• [Records supplied]

=-=-=-=-=

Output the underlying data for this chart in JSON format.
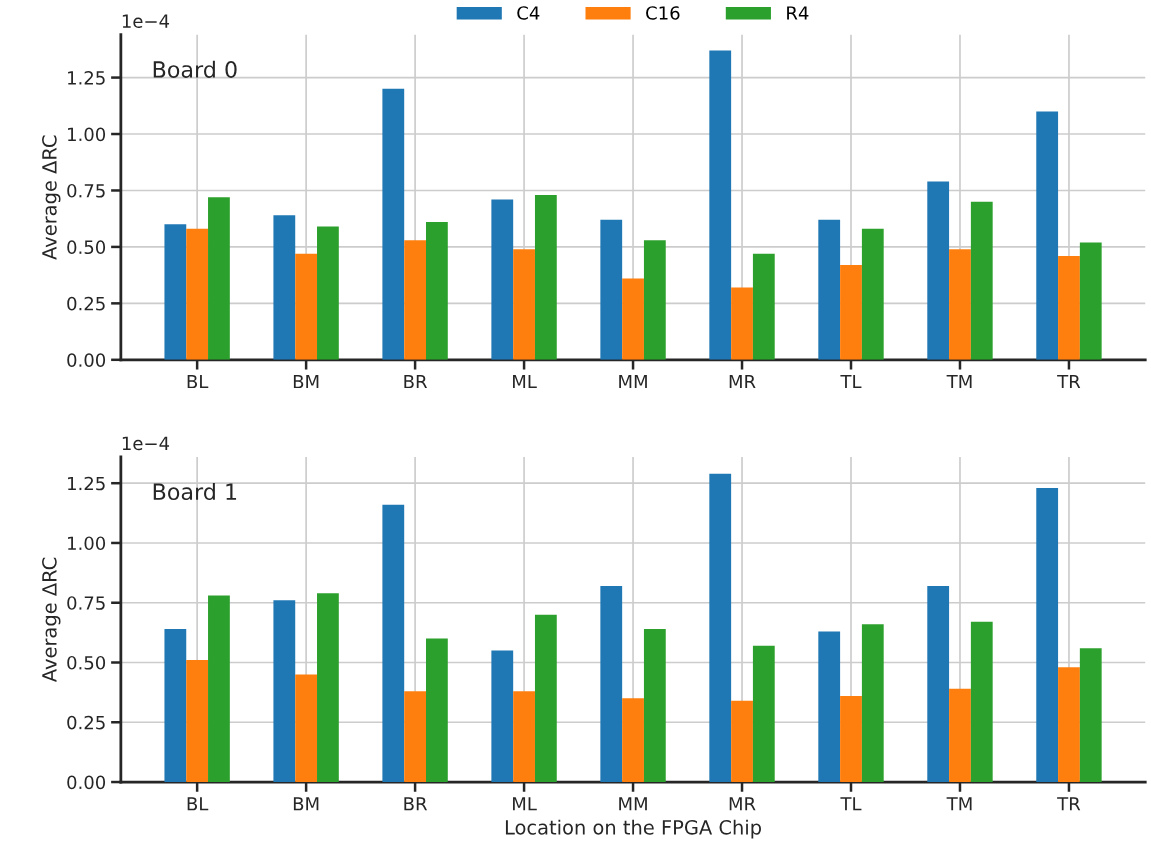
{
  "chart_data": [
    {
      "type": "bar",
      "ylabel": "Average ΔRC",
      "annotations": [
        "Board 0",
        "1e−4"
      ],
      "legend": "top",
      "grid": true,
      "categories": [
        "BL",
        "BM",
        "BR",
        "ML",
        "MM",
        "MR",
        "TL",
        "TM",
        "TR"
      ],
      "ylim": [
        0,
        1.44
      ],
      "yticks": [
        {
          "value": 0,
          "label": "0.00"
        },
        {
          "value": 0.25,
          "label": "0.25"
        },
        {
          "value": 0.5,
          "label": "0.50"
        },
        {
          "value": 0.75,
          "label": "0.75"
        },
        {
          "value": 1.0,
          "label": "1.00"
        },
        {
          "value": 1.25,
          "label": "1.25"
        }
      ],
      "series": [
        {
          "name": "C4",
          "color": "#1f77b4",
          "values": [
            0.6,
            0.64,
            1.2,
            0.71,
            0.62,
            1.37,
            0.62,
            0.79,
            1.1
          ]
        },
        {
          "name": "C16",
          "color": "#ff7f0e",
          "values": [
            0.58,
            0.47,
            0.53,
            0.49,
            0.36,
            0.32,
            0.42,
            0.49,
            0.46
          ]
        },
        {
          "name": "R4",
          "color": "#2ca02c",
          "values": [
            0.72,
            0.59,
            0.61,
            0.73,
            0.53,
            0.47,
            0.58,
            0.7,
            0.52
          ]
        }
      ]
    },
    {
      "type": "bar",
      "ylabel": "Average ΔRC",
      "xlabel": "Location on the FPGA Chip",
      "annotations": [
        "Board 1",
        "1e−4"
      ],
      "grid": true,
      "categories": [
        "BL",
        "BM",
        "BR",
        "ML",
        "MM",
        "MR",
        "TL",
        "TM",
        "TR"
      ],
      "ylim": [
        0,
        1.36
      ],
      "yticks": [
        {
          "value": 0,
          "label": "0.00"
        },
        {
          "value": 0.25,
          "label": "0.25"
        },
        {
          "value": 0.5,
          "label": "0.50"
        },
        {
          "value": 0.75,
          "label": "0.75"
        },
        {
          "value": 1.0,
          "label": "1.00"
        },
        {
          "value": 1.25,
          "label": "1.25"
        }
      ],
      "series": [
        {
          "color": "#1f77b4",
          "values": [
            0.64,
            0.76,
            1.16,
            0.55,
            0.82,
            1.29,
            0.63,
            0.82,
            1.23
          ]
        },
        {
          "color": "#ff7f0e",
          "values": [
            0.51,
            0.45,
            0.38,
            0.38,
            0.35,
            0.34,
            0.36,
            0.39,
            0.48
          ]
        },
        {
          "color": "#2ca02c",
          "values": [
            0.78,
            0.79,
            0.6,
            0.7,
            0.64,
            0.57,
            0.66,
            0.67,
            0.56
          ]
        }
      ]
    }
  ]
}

=-=-=-=-=

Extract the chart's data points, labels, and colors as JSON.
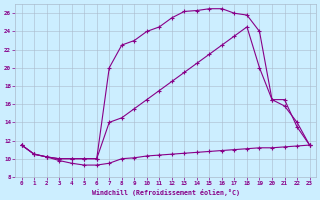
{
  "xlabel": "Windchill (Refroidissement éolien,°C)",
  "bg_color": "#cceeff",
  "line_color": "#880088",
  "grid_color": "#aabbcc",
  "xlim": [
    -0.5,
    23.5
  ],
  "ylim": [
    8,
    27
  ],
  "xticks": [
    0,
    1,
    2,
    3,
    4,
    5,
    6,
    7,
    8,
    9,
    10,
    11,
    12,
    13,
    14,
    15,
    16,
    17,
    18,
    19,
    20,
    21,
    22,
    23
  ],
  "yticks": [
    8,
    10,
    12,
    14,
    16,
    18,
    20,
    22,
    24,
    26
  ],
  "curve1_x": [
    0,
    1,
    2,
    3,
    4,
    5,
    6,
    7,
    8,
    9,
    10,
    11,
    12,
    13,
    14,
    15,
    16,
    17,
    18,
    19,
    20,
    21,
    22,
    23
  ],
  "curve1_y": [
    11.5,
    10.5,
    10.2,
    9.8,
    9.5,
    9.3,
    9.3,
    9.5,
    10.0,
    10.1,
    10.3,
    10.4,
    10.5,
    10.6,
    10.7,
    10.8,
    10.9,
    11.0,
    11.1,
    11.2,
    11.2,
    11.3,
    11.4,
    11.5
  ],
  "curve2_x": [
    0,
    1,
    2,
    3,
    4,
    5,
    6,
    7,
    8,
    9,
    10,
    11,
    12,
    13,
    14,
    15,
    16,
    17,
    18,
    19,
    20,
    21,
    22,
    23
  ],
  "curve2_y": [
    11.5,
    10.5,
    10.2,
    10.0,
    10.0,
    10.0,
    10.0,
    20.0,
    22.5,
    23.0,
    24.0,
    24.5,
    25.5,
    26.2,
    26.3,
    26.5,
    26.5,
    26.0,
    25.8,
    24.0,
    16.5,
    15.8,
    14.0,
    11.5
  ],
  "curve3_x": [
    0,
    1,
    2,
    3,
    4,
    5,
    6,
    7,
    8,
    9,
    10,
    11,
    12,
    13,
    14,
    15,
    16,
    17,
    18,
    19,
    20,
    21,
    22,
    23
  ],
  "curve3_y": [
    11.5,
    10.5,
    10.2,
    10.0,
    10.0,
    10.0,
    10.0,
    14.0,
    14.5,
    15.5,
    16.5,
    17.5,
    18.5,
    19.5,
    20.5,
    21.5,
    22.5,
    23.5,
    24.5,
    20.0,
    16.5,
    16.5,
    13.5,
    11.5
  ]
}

=-=-=-=-=

Track down every line holding the string "JSON" and copy it.

• [Worked answer]
Output the underlying data for this chart in JSON format.
Extract the chart's data points, labels, and colors as JSON.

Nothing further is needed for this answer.